Leave the pictures out and print every record below exactly as it stands.

- GIVEN DATA -
-- Begin --
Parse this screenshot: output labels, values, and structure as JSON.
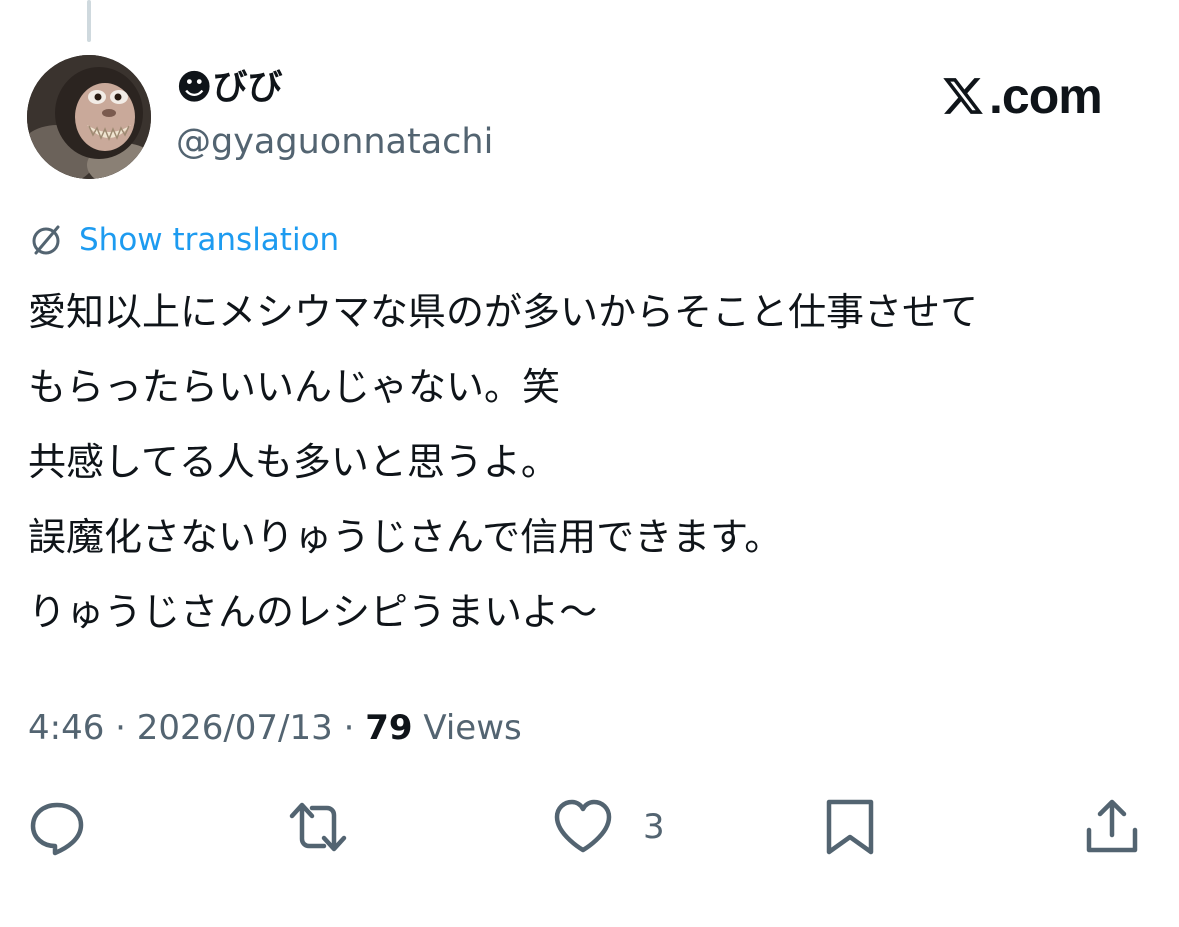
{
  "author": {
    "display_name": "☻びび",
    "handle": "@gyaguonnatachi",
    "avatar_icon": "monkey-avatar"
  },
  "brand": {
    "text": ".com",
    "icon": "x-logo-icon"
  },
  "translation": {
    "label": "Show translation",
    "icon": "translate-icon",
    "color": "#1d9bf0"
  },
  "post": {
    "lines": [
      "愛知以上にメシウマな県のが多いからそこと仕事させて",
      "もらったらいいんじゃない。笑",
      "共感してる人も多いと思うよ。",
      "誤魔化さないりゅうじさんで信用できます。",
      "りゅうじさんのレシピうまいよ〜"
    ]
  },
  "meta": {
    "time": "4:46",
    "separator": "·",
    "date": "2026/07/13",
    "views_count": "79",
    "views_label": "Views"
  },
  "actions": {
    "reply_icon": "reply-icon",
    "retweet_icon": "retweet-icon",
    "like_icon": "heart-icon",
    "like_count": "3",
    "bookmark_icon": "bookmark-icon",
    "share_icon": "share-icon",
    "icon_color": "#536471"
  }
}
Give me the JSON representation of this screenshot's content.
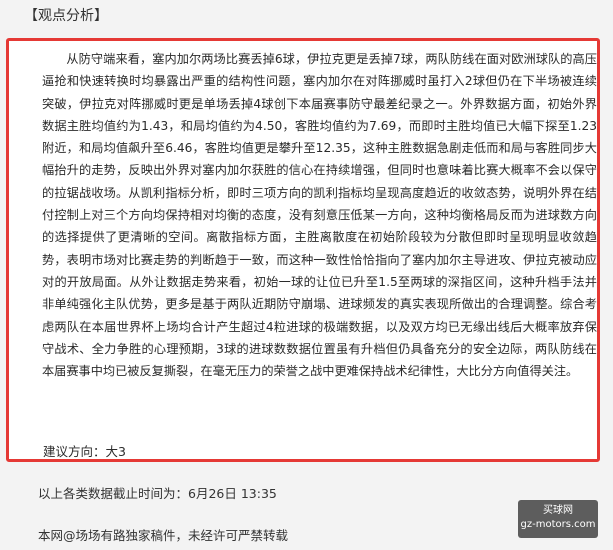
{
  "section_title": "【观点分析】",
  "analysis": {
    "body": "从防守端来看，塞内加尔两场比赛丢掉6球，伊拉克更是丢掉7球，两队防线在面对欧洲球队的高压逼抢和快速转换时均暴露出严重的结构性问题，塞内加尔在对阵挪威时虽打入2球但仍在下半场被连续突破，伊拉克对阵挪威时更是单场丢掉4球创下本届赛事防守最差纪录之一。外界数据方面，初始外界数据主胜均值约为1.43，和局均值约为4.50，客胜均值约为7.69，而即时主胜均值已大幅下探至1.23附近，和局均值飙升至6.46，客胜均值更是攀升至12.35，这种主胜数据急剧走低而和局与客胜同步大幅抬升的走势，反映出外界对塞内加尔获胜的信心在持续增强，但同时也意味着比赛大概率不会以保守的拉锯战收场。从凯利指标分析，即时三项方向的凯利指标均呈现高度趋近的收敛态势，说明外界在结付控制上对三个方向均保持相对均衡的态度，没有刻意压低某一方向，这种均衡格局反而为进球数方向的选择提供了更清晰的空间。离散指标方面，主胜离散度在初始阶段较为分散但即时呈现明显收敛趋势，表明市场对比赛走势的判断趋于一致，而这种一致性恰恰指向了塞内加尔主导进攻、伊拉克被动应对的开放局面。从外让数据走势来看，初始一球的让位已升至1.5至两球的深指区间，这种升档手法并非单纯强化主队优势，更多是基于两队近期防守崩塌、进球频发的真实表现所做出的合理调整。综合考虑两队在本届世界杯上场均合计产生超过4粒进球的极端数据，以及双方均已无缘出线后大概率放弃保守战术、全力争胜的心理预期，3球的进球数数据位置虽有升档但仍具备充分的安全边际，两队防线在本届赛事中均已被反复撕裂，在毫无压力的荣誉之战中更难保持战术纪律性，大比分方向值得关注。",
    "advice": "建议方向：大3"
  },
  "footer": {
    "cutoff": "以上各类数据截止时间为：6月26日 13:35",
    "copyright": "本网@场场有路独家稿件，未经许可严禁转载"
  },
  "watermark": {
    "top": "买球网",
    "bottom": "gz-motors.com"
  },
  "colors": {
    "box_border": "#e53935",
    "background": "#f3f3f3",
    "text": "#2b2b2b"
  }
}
-- End --
- ANSWER FOR THE TASK -
Parse this screenshot: output labels, values, and structure as JSON.
{
  "author": {
    "display_name": "☻びび",
    "handle": "@gyaguonnatachi",
    "avatar_icon": "monkey-avatar"
  },
  "brand": {
    "text": ".com",
    "icon": "x-logo-icon"
  },
  "translation": {
    "label": "Show translation",
    "icon": "translate-icon",
    "color": "#1d9bf0"
  },
  "post": {
    "lines": [
      "愛知以上にメシウマな県のが多いからそこと仕事させて",
      "もらったらいいんじゃない。笑",
      "共感してる人も多いと思うよ。",
      "誤魔化さないりゅうじさんで信用できます。",
      "りゅうじさんのレシピうまいよ〜"
    ]
  },
  "meta": {
    "time": "4:46",
    "separator": "·",
    "date": "2026/07/13",
    "views_count": "79",
    "views_label": "Views"
  },
  "actions": {
    "reply_icon": "reply-icon",
    "retweet_icon": "retweet-icon",
    "like_icon": "heart-icon",
    "like_count": "3",
    "bookmark_icon": "bookmark-icon",
    "share_icon": "share-icon",
    "icon_color": "#536471"
  }
}
Give me the JSON representation of this screenshot's content.
{
  "section_title": "【观点分析】",
  "analysis": {
    "body": "从防守端来看，塞内加尔两场比赛丢掉6球，伊拉克更是丢掉7球，两队防线在面对欧洲球队的高压逼抢和快速转换时均暴露出严重的结构性问题，塞内加尔在对阵挪威时虽打入2球但仍在下半场被连续突破，伊拉克对阵挪威时更是单场丢掉4球创下本届赛事防守最差纪录之一。外界数据方面，初始外界数据主胜均值约为1.43，和局均值约为4.50，客胜均值约为7.69，而即时主胜均值已大幅下探至1.23附近，和局均值飙升至6.46，客胜均值更是攀升至12.35，这种主胜数据急剧走低而和局与客胜同步大幅抬升的走势，反映出外界对塞内加尔获胜的信心在持续增强，但同时也意味着比赛大概率不会以保守的拉锯战收场。从凯利指标分析，即时三项方向的凯利指标均呈现高度趋近的收敛态势，说明外界在结付控制上对三个方向均保持相对均衡的态度，没有刻意压低某一方向，这种均衡格局反而为进球数方向的选择提供了更清晰的空间。离散指标方面，主胜离散度在初始阶段较为分散但即时呈现明显收敛趋势，表明市场对比赛走势的判断趋于一致，而这种一致性恰恰指向了塞内加尔主导进攻、伊拉克被动应对的开放局面。从外让数据走势来看，初始一球的让位已升至1.5至两球的深指区间，这种升档手法并非单纯强化主队优势，更多是基于两队近期防守崩塌、进球频发的真实表现所做出的合理调整。综合考虑两队在本届世界杯上场均合计产生超过4粒进球的极端数据，以及双方均已无缘出线后大概率放弃保守战术、全力争胜的心理预期，3球的进球数数据位置虽有升档但仍具备充分的安全边际，两队防线在本届赛事中均已被反复撕裂，在毫无压力的荣誉之战中更难保持战术纪律性，大比分方向值得关注。",
    "advice": "建议方向：大3"
  },
  "footer": {
    "cutoff": "以上各类数据截止时间为：6月26日 13:35",
    "copyright": "本网@场场有路独家稿件，未经许可严禁转载"
  },
  "watermark": {
    "top": "买球网",
    "bottom": "gz-motors.com"
  },
  "colors": {
    "box_border": "#e53935",
    "background": "#f3f3f3",
    "text": "#2b2b2b"
  }
}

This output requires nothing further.